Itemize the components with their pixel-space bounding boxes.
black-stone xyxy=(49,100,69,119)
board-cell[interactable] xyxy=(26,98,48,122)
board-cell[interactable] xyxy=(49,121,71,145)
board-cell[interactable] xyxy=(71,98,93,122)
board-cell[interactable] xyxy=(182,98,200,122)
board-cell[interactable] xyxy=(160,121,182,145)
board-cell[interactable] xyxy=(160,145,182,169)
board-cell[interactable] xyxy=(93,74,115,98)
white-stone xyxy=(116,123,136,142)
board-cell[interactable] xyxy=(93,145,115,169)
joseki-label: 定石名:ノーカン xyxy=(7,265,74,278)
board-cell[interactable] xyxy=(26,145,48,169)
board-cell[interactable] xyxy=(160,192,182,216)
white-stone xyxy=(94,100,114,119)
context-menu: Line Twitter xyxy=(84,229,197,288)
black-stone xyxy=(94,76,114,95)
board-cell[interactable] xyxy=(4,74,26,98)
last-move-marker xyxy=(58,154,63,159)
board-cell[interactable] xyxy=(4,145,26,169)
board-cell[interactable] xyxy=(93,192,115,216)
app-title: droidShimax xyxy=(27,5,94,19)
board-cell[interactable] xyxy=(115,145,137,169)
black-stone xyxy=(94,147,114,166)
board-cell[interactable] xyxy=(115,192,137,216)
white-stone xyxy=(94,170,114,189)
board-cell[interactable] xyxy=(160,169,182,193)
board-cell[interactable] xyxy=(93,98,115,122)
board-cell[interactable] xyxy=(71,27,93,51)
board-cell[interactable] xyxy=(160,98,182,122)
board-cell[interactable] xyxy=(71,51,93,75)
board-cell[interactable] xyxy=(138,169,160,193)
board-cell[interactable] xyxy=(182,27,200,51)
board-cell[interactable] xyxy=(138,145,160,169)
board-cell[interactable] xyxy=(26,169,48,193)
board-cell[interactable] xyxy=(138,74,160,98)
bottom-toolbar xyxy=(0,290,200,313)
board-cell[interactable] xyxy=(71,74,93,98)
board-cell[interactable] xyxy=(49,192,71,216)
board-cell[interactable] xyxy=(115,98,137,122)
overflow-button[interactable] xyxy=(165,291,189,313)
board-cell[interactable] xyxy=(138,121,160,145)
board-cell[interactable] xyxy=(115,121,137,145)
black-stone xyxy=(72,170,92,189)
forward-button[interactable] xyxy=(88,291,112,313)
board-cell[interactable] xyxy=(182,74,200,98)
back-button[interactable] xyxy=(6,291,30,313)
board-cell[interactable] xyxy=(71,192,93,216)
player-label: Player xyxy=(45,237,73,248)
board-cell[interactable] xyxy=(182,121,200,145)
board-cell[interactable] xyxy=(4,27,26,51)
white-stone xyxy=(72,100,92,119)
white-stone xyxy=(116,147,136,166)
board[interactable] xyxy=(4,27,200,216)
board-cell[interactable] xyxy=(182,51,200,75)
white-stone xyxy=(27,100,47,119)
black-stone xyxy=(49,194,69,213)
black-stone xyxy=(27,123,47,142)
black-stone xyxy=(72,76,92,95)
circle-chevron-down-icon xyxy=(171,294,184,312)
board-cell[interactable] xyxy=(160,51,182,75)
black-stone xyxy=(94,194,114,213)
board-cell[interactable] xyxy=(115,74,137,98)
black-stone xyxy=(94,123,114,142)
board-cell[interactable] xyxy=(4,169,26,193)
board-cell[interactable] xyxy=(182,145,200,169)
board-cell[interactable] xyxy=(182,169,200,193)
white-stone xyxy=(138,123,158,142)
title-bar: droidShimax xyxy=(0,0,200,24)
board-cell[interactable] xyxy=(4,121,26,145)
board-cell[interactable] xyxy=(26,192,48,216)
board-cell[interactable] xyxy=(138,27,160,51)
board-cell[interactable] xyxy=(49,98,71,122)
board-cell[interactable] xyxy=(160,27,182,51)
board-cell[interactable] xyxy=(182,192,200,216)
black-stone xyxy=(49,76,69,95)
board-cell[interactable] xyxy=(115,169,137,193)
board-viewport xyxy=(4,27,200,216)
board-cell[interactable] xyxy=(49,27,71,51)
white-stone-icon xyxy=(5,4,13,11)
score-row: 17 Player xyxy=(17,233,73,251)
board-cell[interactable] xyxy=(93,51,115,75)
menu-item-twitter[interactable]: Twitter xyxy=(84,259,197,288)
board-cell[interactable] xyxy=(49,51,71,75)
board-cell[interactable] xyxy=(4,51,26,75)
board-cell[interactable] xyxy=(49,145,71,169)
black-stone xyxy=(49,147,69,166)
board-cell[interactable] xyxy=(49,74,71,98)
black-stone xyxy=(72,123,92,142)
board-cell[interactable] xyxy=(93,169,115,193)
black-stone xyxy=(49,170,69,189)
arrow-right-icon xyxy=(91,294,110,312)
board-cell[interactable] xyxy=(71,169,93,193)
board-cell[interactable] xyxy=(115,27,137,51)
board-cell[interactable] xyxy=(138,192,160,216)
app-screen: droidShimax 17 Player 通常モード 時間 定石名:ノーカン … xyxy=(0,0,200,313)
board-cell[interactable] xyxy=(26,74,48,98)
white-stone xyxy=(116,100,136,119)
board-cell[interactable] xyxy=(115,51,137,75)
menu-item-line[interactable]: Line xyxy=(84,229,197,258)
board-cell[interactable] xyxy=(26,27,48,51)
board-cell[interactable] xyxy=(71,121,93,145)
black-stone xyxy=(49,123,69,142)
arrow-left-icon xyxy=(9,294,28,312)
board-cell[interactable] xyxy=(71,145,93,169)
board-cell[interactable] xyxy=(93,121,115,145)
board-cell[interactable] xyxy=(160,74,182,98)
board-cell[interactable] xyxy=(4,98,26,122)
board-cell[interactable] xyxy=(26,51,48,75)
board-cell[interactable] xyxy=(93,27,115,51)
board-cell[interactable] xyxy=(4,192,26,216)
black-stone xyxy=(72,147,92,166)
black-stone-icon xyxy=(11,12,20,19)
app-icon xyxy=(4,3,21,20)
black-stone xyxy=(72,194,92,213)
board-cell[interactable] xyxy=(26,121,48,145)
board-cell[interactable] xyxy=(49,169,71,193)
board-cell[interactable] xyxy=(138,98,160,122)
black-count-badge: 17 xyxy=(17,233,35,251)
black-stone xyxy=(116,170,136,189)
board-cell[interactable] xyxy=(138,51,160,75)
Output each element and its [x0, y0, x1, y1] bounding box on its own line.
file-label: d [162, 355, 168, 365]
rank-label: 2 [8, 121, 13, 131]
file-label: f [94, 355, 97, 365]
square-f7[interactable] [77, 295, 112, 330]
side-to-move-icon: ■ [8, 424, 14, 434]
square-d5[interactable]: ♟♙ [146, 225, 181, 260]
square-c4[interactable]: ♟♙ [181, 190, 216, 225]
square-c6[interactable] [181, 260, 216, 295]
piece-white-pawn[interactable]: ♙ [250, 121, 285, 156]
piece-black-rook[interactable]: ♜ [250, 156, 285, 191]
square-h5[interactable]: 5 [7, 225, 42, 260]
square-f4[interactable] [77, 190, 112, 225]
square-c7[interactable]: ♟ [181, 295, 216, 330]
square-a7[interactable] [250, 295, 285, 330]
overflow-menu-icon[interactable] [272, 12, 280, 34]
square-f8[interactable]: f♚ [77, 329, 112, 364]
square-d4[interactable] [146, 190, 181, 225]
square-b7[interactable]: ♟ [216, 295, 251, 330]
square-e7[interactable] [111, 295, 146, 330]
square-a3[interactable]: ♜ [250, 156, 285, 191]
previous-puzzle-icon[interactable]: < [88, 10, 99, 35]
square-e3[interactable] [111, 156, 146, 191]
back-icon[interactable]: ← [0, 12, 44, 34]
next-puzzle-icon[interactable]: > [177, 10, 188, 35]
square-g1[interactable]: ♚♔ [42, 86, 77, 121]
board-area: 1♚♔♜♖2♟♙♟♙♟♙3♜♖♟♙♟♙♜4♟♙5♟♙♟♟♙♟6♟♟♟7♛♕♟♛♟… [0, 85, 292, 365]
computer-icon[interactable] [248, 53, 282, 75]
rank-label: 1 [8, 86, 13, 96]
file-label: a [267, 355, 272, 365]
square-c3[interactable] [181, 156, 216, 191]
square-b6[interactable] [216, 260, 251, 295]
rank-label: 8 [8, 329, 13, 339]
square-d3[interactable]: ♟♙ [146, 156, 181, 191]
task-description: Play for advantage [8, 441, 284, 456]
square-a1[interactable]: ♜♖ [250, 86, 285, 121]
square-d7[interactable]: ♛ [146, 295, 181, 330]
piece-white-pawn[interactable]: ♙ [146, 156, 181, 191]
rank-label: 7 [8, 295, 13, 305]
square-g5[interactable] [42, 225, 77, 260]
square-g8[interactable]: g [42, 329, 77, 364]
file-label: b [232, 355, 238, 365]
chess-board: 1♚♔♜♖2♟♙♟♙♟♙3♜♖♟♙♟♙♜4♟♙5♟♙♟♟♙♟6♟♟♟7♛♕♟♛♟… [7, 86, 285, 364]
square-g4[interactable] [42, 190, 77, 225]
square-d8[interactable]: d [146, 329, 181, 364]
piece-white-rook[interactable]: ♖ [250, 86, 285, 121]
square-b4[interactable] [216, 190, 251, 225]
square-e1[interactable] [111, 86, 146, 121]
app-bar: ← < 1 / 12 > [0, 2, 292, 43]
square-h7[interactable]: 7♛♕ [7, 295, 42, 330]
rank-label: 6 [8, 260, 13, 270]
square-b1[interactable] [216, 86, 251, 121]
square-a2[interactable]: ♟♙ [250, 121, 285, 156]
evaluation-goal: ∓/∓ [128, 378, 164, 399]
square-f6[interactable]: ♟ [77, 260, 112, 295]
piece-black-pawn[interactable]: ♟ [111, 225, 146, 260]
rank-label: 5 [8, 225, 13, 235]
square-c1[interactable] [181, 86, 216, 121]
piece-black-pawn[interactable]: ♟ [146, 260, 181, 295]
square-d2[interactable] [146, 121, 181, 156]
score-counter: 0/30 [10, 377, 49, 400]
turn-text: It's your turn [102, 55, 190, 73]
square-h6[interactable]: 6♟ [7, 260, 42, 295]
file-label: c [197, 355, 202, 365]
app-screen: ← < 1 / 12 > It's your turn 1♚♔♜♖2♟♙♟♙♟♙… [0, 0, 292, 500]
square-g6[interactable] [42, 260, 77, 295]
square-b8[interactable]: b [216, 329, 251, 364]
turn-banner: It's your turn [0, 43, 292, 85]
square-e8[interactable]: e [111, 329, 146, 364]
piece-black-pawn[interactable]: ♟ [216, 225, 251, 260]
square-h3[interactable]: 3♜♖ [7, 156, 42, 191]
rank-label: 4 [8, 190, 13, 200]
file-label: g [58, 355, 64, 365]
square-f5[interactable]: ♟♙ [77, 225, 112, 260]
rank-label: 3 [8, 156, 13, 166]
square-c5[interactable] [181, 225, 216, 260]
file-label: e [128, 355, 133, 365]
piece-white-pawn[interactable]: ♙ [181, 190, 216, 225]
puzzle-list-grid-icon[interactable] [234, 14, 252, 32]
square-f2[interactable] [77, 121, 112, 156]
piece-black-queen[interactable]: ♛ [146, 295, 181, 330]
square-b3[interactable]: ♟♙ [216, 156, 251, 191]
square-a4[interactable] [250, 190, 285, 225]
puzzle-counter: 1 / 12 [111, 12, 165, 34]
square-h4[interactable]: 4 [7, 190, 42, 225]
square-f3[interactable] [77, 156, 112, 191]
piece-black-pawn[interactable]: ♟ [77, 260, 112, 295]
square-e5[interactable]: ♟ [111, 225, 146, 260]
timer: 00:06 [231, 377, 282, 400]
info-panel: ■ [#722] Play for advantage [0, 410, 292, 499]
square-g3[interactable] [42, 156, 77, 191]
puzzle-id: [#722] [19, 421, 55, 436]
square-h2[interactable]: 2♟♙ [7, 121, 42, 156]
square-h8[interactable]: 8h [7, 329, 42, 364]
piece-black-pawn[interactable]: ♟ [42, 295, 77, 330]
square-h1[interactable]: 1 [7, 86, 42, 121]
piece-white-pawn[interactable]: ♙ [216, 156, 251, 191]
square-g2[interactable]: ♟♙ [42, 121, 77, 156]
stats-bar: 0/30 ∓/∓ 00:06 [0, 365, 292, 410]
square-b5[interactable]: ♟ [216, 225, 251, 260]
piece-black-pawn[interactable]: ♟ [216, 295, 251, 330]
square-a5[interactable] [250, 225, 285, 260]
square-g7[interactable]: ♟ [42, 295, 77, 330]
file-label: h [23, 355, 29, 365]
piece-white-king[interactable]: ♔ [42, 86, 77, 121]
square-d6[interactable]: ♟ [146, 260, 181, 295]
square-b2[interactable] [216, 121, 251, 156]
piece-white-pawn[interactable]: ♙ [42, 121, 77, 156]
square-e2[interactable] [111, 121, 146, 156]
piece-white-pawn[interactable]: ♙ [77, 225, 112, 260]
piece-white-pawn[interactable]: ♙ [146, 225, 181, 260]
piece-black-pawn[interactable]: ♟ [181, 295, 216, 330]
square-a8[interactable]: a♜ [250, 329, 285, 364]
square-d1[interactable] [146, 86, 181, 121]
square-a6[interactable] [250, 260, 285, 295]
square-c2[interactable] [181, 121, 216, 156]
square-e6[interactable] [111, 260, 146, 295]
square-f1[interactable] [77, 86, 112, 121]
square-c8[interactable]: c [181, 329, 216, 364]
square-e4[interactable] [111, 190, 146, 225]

_GIVEN REQUEST:_ Put the data lines into a numbered list, skipping any blank lines. Start with the first line of the data and stop after the line that contains "board-cell[interactable] xyxy=(160,121,182,145)".

_FINAL RESULT:_
1. Itemize the components with their pixel-space bounding boxes.
2. black-stone xyxy=(49,100,69,119)
3. board-cell[interactable] xyxy=(26,98,48,122)
4. board-cell[interactable] xyxy=(49,121,71,145)
5. board-cell[interactable] xyxy=(71,98,93,122)
6. board-cell[interactable] xyxy=(182,98,200,122)
7. board-cell[interactable] xyxy=(160,121,182,145)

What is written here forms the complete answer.